§ Direction: Copy out the entries exactly, from the first line to the last.

§ Dataset records:
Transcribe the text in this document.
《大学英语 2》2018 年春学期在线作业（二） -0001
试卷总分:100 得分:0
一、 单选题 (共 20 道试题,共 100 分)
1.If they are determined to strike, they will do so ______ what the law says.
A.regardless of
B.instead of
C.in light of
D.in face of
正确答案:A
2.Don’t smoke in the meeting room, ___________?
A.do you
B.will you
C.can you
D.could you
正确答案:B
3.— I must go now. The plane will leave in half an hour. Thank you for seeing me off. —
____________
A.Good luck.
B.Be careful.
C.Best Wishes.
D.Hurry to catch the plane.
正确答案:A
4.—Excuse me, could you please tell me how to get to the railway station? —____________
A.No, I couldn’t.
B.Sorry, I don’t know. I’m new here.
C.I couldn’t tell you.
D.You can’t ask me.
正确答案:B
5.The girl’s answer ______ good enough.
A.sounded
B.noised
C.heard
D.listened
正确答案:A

§ Completed task:
Transcribe the text in this document.
《大学英语 2》2018 年春学期在线作业（二） -0001
试卷总分:100 得分:0
一、 单选题 (共 20 道试题,共 100 分)
1.If they are determined to strike, they will do so ______ what the law says.
A.regardless of
B.instead of
C.in light of
D.in face of
正确答案:A
2.Don’t smoke in the meeting room, ___________?
A.do you
B.will you
C.can you
D.could you
正确答案:B
3.— I must go now. The plane will leave in half an hour. Thank you for seeing me off. —
____________
A.Good luck.
B.Be careful.
C.Best Wishes.
D.Hurry to catch the plane.
正确答案:A
4.—Excuse me, could you please tell me how to get to the railway station? —____________
A.No, I couldn’t.
B.Sorry, I don’t know. I’m new here.
C.I couldn’t tell you.
D.You can’t ask me.
正确答案:B
5.The girl’s answer ______ good enough.
A.sounded
B.noised
C.heard
D.listened
正确答案:A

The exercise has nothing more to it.